All of the material below is to be restated word for word, apart from the pictures.
--- begin Data provided ---
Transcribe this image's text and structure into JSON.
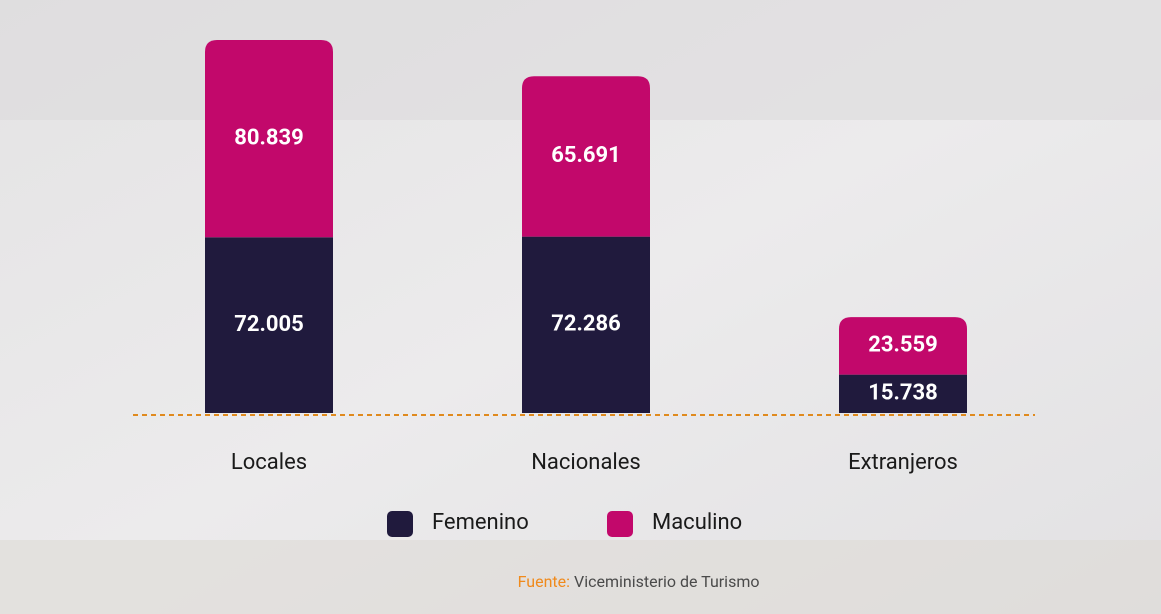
{
  "chart_data": {
    "type": "stacked-bar",
    "categories": [
      "Locales",
      "Nacionales",
      "Extranjeros"
    ],
    "series": [
      {
        "name": "Femenino",
        "color": "#201a3d",
        "values": [
          72005,
          72286,
          15738
        ],
        "value_labels": [
          "72.005",
          "72.286",
          "15.738"
        ]
      },
      {
        "name": "Maculino",
        "color": "#c2086b",
        "values": [
          80839,
          65691,
          23559
        ],
        "value_labels": [
          "80.839",
          "65.691",
          "23.559"
        ]
      }
    ],
    "source_label": "Fuente:",
    "source": "Viceministerio de Turismo"
  }
}
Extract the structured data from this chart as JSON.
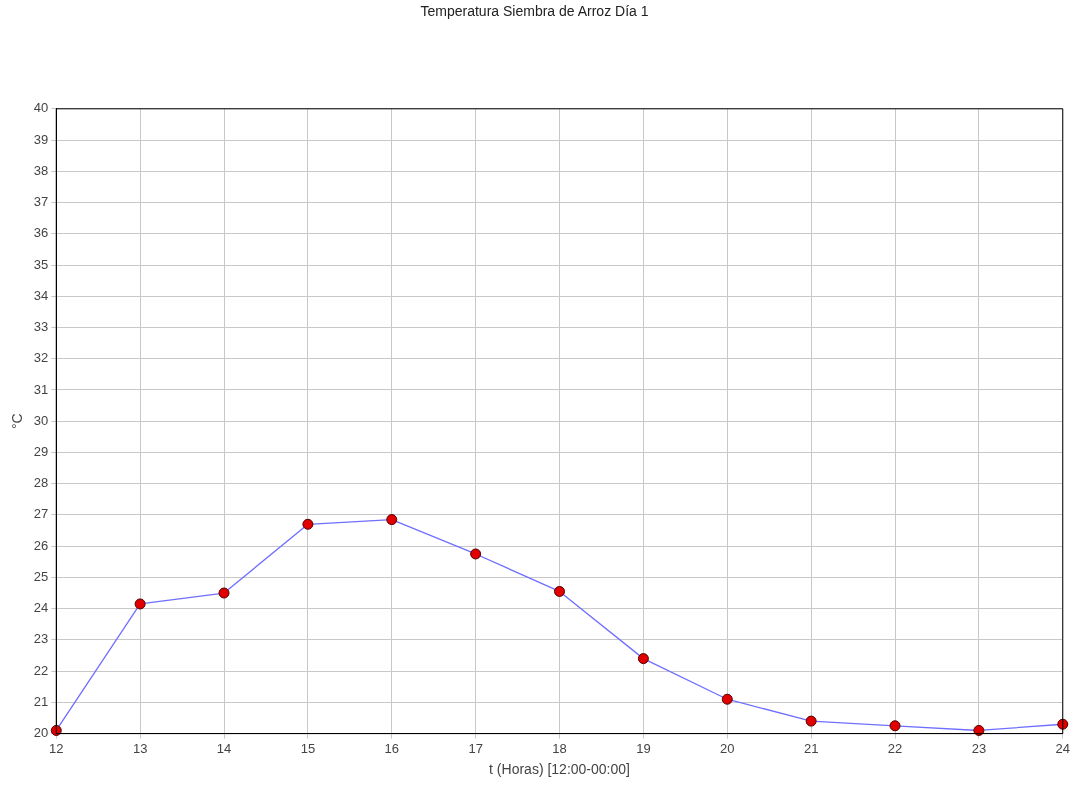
{
  "chart_data": {
    "type": "line",
    "title": "Temperatura Siembra de Arroz Día 1",
    "xlabel": "t (Horas) [12:00-00:00]",
    "ylabel": "°C",
    "x": [
      12,
      13,
      14,
      15,
      16,
      17,
      18,
      19,
      20,
      21,
      22,
      23,
      24
    ],
    "series": [
      {
        "color": "#6f6fff",
        "colors": [
          "#e00000",
          "#e00000",
          "#e00000",
          "#e00000",
          "#e00000",
          "#e00000",
          "#e00000",
          "#e00000",
          "#e00000",
          "#e00000",
          "#e00000",
          "#e00000",
          "#e00000"
        ],
        "values": [
          20.1,
          24.15,
          24.5,
          26.7,
          26.85,
          25.75,
          24.55,
          22.4,
          21.1,
          20.4,
          20.25,
          20.1,
          20.3
        ]
      }
    ],
    "xlim": [
      12,
      24
    ],
    "xticks": [
      12,
      13,
      14,
      15,
      16,
      17,
      18,
      19,
      20,
      21,
      22,
      23,
      24
    ],
    "ylim": [
      20,
      40
    ],
    "yticks": [
      20,
      21,
      22,
      23,
      24,
      25,
      26,
      27,
      28,
      29,
      30,
      31,
      32,
      33,
      34,
      35,
      36,
      37,
      38,
      39,
      40
    ],
    "grid": true,
    "marker": "circle",
    "line_style": "solid"
  }
}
--- end Data provided ---
◆ Solution to this problem
Transcribe this image's text and structure into JSON.
{
  "chart_data": {
    "type": "stacked-bar",
    "categories": [
      "Locales",
      "Nacionales",
      "Extranjeros"
    ],
    "series": [
      {
        "name": "Femenino",
        "color": "#201a3d",
        "values": [
          72005,
          72286,
          15738
        ],
        "value_labels": [
          "72.005",
          "72.286",
          "15.738"
        ]
      },
      {
        "name": "Maculino",
        "color": "#c2086b",
        "values": [
          80839,
          65691,
          23559
        ],
        "value_labels": [
          "80.839",
          "65.691",
          "23.559"
        ]
      }
    ],
    "source_label": "Fuente:",
    "source": "Viceministerio de Turismo"
  }
}
Extract the structured data from this chart as JSON.
{
  "chart_data": {
    "type": "line",
    "title": "Temperatura Siembra de Arroz Día 1",
    "xlabel": "t (Horas) [12:00-00:00]",
    "ylabel": "°C",
    "x": [
      12,
      13,
      14,
      15,
      16,
      17,
      18,
      19,
      20,
      21,
      22,
      23,
      24
    ],
    "series": [
      {
        "color": "#6f6fff",
        "colors": [
          "#e00000",
          "#e00000",
          "#e00000",
          "#e00000",
          "#e00000",
          "#e00000",
          "#e00000",
          "#e00000",
          "#e00000",
          "#e00000",
          "#e00000",
          "#e00000",
          "#e00000"
        ],
        "values": [
          20.1,
          24.15,
          24.5,
          26.7,
          26.85,
          25.75,
          24.55,
          22.4,
          21.1,
          20.4,
          20.25,
          20.1,
          20.3
        ]
      }
    ],
    "xlim": [
      12,
      24
    ],
    "xticks": [
      12,
      13,
      14,
      15,
      16,
      17,
      18,
      19,
      20,
      21,
      22,
      23,
      24
    ],
    "ylim": [
      20,
      40
    ],
    "yticks": [
      20,
      21,
      22,
      23,
      24,
      25,
      26,
      27,
      28,
      29,
      30,
      31,
      32,
      33,
      34,
      35,
      36,
      37,
      38,
      39,
      40
    ],
    "grid": true,
    "marker": "circle",
    "line_style": "solid"
  }
}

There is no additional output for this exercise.